▶ **WHAT IS EXPECTED**: How many of the lines below contain "Distance"? Answer with that number alone.

▶ **Records**:

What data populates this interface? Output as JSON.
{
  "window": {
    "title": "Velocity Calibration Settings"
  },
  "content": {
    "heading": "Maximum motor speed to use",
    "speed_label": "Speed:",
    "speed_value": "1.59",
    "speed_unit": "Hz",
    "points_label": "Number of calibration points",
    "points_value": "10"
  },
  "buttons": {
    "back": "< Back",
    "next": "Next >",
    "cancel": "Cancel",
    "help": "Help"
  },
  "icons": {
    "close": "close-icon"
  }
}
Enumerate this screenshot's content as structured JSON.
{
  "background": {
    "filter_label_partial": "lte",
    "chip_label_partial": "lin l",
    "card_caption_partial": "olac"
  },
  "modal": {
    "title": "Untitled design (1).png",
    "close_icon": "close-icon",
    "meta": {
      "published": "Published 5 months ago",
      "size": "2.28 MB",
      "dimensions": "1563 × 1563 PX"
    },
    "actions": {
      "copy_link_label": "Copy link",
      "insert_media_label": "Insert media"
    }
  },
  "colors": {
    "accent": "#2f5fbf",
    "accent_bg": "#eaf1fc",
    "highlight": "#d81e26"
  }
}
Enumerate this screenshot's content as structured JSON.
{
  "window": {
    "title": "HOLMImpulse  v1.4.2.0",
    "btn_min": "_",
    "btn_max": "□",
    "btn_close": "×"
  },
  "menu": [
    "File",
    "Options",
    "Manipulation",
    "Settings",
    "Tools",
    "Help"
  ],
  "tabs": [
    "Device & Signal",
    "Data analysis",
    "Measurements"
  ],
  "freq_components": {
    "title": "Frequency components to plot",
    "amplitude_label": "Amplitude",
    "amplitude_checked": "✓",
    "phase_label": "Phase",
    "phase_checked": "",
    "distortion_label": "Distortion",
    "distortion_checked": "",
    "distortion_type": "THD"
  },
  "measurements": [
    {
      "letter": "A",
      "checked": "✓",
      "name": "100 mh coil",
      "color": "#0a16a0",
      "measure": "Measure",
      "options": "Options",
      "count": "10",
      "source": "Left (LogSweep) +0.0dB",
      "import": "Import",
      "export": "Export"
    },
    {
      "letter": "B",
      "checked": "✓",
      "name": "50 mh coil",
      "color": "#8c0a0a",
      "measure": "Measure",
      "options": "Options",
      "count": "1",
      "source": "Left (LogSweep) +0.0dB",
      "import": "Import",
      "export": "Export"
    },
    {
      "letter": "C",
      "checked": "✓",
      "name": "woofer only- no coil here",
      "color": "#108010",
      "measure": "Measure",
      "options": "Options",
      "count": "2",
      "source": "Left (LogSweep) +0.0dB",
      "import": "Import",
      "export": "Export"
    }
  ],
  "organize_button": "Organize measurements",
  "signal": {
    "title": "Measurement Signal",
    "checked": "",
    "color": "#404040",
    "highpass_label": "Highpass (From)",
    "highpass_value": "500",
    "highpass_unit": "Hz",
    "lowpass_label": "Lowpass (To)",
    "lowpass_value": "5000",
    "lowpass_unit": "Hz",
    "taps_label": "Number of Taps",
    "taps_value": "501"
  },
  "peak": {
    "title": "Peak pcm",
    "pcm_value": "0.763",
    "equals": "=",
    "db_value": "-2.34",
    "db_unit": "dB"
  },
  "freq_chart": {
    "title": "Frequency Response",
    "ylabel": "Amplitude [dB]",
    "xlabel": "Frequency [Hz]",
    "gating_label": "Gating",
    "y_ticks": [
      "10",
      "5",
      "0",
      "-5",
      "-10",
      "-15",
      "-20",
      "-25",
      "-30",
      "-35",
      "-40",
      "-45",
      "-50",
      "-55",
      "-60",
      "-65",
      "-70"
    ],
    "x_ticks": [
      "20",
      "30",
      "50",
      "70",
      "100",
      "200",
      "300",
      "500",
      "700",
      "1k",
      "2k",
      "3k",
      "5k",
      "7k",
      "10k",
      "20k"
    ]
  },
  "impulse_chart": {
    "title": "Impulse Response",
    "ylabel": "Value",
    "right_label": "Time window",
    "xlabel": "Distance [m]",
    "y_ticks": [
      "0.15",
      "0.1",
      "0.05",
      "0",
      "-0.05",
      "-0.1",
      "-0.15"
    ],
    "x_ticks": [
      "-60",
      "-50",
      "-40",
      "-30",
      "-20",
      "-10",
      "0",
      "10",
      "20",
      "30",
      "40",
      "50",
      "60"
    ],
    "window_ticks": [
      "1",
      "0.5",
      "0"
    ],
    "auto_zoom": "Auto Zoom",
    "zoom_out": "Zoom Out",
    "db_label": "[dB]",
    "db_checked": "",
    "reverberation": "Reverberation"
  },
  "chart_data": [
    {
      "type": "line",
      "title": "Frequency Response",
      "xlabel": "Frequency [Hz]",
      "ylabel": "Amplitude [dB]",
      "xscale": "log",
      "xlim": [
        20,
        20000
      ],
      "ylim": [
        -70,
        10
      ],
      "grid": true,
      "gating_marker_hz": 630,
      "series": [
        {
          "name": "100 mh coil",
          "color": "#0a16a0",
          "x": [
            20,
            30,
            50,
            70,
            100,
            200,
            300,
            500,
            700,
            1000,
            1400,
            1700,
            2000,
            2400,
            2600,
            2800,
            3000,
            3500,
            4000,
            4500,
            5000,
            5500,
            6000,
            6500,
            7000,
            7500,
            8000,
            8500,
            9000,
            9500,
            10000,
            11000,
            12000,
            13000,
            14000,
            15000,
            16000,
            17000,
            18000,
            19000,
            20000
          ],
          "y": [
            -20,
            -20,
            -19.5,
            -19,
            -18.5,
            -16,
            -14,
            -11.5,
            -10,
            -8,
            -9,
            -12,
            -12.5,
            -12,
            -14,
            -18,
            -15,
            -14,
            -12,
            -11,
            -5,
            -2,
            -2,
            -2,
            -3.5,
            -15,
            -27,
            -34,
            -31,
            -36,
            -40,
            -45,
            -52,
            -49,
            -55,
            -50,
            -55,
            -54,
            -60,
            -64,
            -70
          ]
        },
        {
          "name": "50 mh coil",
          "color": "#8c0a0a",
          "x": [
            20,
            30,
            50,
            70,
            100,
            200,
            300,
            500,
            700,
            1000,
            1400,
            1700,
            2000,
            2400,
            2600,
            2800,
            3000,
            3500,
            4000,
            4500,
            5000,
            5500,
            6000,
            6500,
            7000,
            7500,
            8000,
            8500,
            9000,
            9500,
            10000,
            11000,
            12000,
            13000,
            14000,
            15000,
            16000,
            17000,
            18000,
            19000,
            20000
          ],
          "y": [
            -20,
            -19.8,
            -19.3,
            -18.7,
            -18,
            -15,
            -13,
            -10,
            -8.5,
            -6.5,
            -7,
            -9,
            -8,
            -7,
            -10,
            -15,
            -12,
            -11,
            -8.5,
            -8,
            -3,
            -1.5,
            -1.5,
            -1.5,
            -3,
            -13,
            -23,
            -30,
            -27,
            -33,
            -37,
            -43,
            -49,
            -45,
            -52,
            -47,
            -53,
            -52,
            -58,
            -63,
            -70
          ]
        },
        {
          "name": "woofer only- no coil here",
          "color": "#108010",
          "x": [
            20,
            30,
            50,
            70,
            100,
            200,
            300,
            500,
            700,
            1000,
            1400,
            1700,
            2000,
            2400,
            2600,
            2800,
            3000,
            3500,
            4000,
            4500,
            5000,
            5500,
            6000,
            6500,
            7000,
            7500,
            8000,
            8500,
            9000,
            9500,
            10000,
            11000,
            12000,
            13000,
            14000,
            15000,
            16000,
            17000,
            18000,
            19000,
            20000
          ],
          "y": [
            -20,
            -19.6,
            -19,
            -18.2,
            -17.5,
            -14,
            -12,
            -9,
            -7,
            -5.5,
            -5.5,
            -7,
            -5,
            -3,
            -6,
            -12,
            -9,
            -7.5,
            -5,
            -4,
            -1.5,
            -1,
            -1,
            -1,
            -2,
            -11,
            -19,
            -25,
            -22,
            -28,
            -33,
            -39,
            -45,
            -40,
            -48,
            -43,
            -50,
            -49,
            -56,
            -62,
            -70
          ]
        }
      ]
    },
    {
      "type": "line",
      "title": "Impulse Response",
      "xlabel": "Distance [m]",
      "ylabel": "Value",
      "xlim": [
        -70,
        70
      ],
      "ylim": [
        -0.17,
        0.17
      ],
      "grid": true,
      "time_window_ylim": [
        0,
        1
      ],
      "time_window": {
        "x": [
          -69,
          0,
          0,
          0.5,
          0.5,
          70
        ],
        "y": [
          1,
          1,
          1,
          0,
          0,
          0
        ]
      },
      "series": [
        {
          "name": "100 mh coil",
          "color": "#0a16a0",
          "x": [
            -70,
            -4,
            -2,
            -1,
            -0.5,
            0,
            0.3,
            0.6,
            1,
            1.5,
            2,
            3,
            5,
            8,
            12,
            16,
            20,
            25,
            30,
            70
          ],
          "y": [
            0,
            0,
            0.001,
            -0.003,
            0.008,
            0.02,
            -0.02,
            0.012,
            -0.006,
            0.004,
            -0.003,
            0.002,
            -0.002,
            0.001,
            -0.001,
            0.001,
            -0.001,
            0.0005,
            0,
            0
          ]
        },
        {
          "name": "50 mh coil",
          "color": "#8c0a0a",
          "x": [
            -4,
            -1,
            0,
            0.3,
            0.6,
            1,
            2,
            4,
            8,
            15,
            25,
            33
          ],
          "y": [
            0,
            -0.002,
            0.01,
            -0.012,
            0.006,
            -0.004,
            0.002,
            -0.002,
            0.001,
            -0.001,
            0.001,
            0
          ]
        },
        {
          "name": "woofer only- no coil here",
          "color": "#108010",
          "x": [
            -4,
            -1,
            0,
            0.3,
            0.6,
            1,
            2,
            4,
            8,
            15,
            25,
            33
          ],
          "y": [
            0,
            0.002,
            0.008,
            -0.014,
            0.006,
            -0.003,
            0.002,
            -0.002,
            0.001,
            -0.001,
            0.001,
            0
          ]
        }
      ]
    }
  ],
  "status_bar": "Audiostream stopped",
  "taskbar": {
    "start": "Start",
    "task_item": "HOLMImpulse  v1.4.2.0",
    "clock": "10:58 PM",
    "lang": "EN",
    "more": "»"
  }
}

▶ **RESPONSE TO THIS EXERCISE**: 2